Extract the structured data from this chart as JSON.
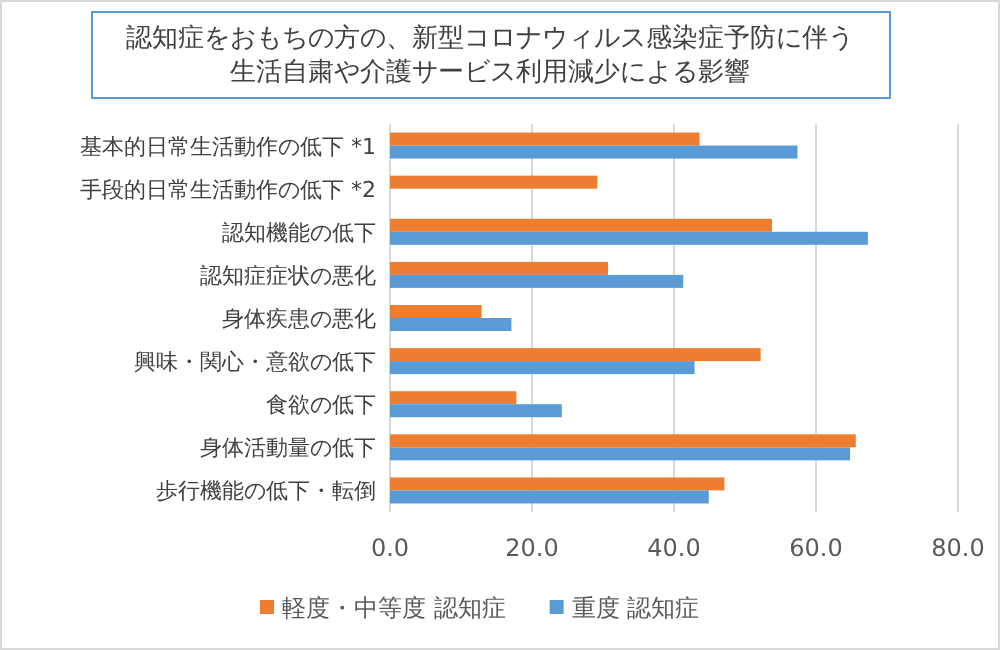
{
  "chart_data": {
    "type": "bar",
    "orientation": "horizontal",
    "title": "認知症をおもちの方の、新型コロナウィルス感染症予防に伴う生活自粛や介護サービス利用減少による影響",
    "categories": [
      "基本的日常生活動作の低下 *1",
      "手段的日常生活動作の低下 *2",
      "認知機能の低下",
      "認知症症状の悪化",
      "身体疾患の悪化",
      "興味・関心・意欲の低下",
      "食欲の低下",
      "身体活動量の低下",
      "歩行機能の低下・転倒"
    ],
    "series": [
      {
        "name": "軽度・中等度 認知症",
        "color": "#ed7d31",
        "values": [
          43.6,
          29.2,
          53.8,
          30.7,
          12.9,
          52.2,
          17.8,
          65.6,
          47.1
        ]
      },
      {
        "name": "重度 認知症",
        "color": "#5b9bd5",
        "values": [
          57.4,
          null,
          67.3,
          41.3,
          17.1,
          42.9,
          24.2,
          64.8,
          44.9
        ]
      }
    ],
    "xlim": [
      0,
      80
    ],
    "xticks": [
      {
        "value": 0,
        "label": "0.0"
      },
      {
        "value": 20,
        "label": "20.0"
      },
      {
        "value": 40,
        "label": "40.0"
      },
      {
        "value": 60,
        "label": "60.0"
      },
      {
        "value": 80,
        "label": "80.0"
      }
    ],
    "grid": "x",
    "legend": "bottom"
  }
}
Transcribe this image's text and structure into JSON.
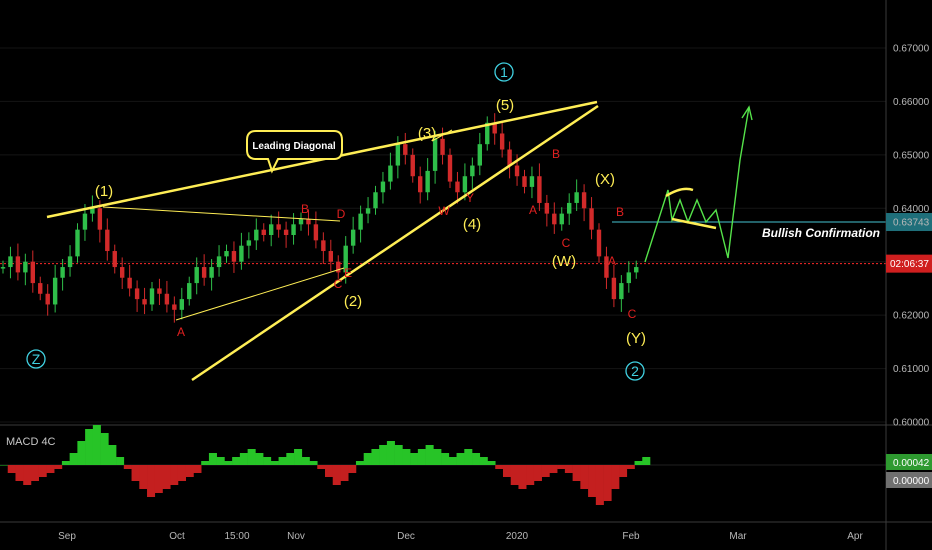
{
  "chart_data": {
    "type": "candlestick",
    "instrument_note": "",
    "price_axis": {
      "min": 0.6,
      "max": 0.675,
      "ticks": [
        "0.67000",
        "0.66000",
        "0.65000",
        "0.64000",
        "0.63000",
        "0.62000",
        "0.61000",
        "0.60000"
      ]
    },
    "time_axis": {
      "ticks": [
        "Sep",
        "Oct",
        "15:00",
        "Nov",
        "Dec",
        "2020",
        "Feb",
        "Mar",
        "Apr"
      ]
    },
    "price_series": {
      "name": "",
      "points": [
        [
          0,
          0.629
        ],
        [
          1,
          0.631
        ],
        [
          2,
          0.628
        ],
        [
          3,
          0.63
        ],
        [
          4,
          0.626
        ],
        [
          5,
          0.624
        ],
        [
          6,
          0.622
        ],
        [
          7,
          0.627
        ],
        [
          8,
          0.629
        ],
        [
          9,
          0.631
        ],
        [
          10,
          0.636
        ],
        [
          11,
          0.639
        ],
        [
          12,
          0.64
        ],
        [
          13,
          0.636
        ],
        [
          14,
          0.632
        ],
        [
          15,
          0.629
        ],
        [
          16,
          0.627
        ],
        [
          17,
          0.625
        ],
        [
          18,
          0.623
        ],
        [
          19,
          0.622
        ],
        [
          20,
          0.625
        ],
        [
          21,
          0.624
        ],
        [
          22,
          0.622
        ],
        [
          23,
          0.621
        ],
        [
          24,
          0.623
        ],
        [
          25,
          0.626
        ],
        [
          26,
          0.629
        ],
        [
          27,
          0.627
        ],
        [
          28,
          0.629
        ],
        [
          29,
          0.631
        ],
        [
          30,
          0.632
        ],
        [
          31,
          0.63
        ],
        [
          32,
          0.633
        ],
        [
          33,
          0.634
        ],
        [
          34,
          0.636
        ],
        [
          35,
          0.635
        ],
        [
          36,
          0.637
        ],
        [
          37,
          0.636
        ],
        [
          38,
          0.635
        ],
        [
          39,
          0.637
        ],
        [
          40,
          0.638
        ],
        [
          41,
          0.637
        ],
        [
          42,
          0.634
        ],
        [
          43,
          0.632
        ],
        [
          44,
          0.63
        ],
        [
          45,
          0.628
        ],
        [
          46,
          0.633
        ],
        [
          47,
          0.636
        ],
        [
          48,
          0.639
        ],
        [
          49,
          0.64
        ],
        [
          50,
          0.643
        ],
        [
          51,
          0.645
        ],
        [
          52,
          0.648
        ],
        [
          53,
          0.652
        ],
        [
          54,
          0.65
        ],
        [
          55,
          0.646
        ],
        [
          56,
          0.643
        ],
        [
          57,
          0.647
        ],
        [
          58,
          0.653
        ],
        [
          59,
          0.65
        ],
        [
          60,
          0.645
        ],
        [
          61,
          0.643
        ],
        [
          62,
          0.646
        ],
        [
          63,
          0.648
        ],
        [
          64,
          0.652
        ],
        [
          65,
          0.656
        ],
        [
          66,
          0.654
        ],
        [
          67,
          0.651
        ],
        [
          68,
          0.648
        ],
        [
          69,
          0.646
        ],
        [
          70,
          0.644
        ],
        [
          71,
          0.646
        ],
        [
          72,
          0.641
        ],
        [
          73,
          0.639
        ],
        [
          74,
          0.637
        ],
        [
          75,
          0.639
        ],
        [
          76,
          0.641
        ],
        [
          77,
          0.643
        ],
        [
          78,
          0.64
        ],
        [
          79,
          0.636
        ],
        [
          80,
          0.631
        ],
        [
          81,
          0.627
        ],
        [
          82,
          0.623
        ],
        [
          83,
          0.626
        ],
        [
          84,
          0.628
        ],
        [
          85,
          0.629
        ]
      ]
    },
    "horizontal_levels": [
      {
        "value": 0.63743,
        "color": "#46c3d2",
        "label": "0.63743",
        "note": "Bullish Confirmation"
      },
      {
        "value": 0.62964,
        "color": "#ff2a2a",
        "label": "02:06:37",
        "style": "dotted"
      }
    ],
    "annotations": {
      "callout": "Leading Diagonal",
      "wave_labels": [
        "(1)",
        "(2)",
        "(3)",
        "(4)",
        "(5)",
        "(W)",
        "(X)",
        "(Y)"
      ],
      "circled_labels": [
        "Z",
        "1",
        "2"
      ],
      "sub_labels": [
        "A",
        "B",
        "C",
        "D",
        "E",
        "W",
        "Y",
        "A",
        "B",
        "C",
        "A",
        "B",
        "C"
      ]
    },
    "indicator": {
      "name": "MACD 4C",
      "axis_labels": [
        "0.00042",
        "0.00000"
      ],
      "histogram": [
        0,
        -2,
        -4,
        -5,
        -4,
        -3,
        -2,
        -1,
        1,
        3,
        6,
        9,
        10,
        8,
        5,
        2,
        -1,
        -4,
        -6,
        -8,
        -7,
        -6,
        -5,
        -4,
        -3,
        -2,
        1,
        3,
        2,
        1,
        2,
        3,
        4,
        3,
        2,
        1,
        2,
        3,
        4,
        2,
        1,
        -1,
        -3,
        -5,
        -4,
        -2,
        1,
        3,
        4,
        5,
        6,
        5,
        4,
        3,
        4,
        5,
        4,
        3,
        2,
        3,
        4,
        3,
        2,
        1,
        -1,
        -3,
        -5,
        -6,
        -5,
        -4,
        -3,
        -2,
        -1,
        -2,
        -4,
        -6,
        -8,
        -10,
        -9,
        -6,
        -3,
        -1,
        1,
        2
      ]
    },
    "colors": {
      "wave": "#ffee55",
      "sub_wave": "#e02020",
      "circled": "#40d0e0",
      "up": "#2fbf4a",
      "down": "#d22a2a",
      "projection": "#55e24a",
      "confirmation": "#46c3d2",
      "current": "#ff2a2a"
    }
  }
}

_Exercise brief_.
Repeat the data exactly, excluding the pictures.

_Problem solution_.
Extract the structured data from this chart as JSON.
{
  "chart_data": {
    "type": "bar",
    "orientation": "horizontal",
    "title": "認知症をおもちの方の、新型コロナウィルス感染症予防に伴う生活自粛や介護サービス利用減少による影響",
    "categories": [
      "基本的日常生活動作の低下 *1",
      "手段的日常生活動作の低下 *2",
      "認知機能の低下",
      "認知症症状の悪化",
      "身体疾患の悪化",
      "興味・関心・意欲の低下",
      "食欲の低下",
      "身体活動量の低下",
      "歩行機能の低下・転倒"
    ],
    "series": [
      {
        "name": "軽度・中等度 認知症",
        "color": "#ed7d31",
        "values": [
          43.6,
          29.2,
          53.8,
          30.7,
          12.9,
          52.2,
          17.8,
          65.6,
          47.1
        ]
      },
      {
        "name": "重度 認知症",
        "color": "#5b9bd5",
        "values": [
          57.4,
          null,
          67.3,
          41.3,
          17.1,
          42.9,
          24.2,
          64.8,
          44.9
        ]
      }
    ],
    "xlim": [
      0,
      80
    ],
    "xticks": [
      {
        "value": 0,
        "label": "0.0"
      },
      {
        "value": 20,
        "label": "20.0"
      },
      {
        "value": 40,
        "label": "40.0"
      },
      {
        "value": 60,
        "label": "60.0"
      },
      {
        "value": 80,
        "label": "80.0"
      }
    ],
    "grid": "x",
    "legend": "bottom"
  }
}
Transcribe this image's text and structure into JSON.
{
  "chart_data": {
    "type": "candlestick",
    "instrument_note": "",
    "price_axis": {
      "min": 0.6,
      "max": 0.675,
      "ticks": [
        "0.67000",
        "0.66000",
        "0.65000",
        "0.64000",
        "0.63000",
        "0.62000",
        "0.61000",
        "0.60000"
      ]
    },
    "time_axis": {
      "ticks": [
        "Sep",
        "Oct",
        "15:00",
        "Nov",
        "Dec",
        "2020",
        "Feb",
        "Mar",
        "Apr"
      ]
    },
    "price_series": {
      "name": "",
      "points": [
        [
          0,
          0.629
        ],
        [
          1,
          0.631
        ],
        [
          2,
          0.628
        ],
        [
          3,
          0.63
        ],
        [
          4,
          0.626
        ],
        [
          5,
          0.624
        ],
        [
          6,
          0.622
        ],
        [
          7,
          0.627
        ],
        [
          8,
          0.629
        ],
        [
          9,
          0.631
        ],
        [
          10,
          0.636
        ],
        [
          11,
          0.639
        ],
        [
          12,
          0.64
        ],
        [
          13,
          0.636
        ],
        [
          14,
          0.632
        ],
        [
          15,
          0.629
        ],
        [
          16,
          0.627
        ],
        [
          17,
          0.625
        ],
        [
          18,
          0.623
        ],
        [
          19,
          0.622
        ],
        [
          20,
          0.625
        ],
        [
          21,
          0.624
        ],
        [
          22,
          0.622
        ],
        [
          23,
          0.621
        ],
        [
          24,
          0.623
        ],
        [
          25,
          0.626
        ],
        [
          26,
          0.629
        ],
        [
          27,
          0.627
        ],
        [
          28,
          0.629
        ],
        [
          29,
          0.631
        ],
        [
          30,
          0.632
        ],
        [
          31,
          0.63
        ],
        [
          32,
          0.633
        ],
        [
          33,
          0.634
        ],
        [
          34,
          0.636
        ],
        [
          35,
          0.635
        ],
        [
          36,
          0.637
        ],
        [
          37,
          0.636
        ],
        [
          38,
          0.635
        ],
        [
          39,
          0.637
        ],
        [
          40,
          0.638
        ],
        [
          41,
          0.637
        ],
        [
          42,
          0.634
        ],
        [
          43,
          0.632
        ],
        [
          44,
          0.63
        ],
        [
          45,
          0.628
        ],
        [
          46,
          0.633
        ],
        [
          47,
          0.636
        ],
        [
          48,
          0.639
        ],
        [
          49,
          0.64
        ],
        [
          50,
          0.643
        ],
        [
          51,
          0.645
        ],
        [
          52,
          0.648
        ],
        [
          53,
          0.652
        ],
        [
          54,
          0.65
        ],
        [
          55,
          0.646
        ],
        [
          56,
          0.643
        ],
        [
          57,
          0.647
        ],
        [
          58,
          0.653
        ],
        [
          59,
          0.65
        ],
        [
          60,
          0.645
        ],
        [
          61,
          0.643
        ],
        [
          62,
          0.646
        ],
        [
          63,
          0.648
        ],
        [
          64,
          0.652
        ],
        [
          65,
          0.656
        ],
        [
          66,
          0.654
        ],
        [
          67,
          0.651
        ],
        [
          68,
          0.648
        ],
        [
          69,
          0.646
        ],
        [
          70,
          0.644
        ],
        [
          71,
          0.646
        ],
        [
          72,
          0.641
        ],
        [
          73,
          0.639
        ],
        [
          74,
          0.637
        ],
        [
          75,
          0.639
        ],
        [
          76,
          0.641
        ],
        [
          77,
          0.643
        ],
        [
          78,
          0.64
        ],
        [
          79,
          0.636
        ],
        [
          80,
          0.631
        ],
        [
          81,
          0.627
        ],
        [
          82,
          0.623
        ],
        [
          83,
          0.626
        ],
        [
          84,
          0.628
        ],
        [
          85,
          0.629
        ]
      ]
    },
    "horizontal_levels": [
      {
        "value": 0.63743,
        "color": "#46c3d2",
        "label": "0.63743",
        "note": "Bullish Confirmation"
      },
      {
        "value": 0.62964,
        "color": "#ff2a2a",
        "label": "02:06:37",
        "style": "dotted"
      }
    ],
    "annotations": {
      "callout": "Leading Diagonal",
      "wave_labels": [
        "(1)",
        "(2)",
        "(3)",
        "(4)",
        "(5)",
        "(W)",
        "(X)",
        "(Y)"
      ],
      "circled_labels": [
        "Z",
        "1",
        "2"
      ],
      "sub_labels": [
        "A",
        "B",
        "C",
        "D",
        "E",
        "W",
        "Y",
        "A",
        "B",
        "C",
        "A",
        "B",
        "C"
      ]
    },
    "indicator": {
      "name": "MACD 4C",
      "axis_labels": [
        "0.00042",
        "0.00000"
      ],
      "histogram": [
        0,
        -2,
        -4,
        -5,
        -4,
        -3,
        -2,
        -1,
        1,
        3,
        6,
        9,
        10,
        8,
        5,
        2,
        -1,
        -4,
        -6,
        -8,
        -7,
        -6,
        -5,
        -4,
        -3,
        -2,
        1,
        3,
        2,
        1,
        2,
        3,
        4,
        3,
        2,
        1,
        2,
        3,
        4,
        2,
        1,
        -1,
        -3,
        -5,
        -4,
        -2,
        1,
        3,
        4,
        5,
        6,
        5,
        4,
        3,
        4,
        5,
        4,
        3,
        2,
        3,
        4,
        3,
        2,
        1,
        -1,
        -3,
        -5,
        -6,
        -5,
        -4,
        -3,
        -2,
        -1,
        -2,
        -4,
        -6,
        -8,
        -10,
        -9,
        -6,
        -3,
        -1,
        1,
        2
      ]
    },
    "colors": {
      "wave": "#ffee55",
      "sub_wave": "#e02020",
      "circled": "#40d0e0",
      "up": "#2fbf4a",
      "down": "#d22a2a",
      "projection": "#55e24a",
      "confirmation": "#46c3d2",
      "current": "#ff2a2a"
    }
  }
}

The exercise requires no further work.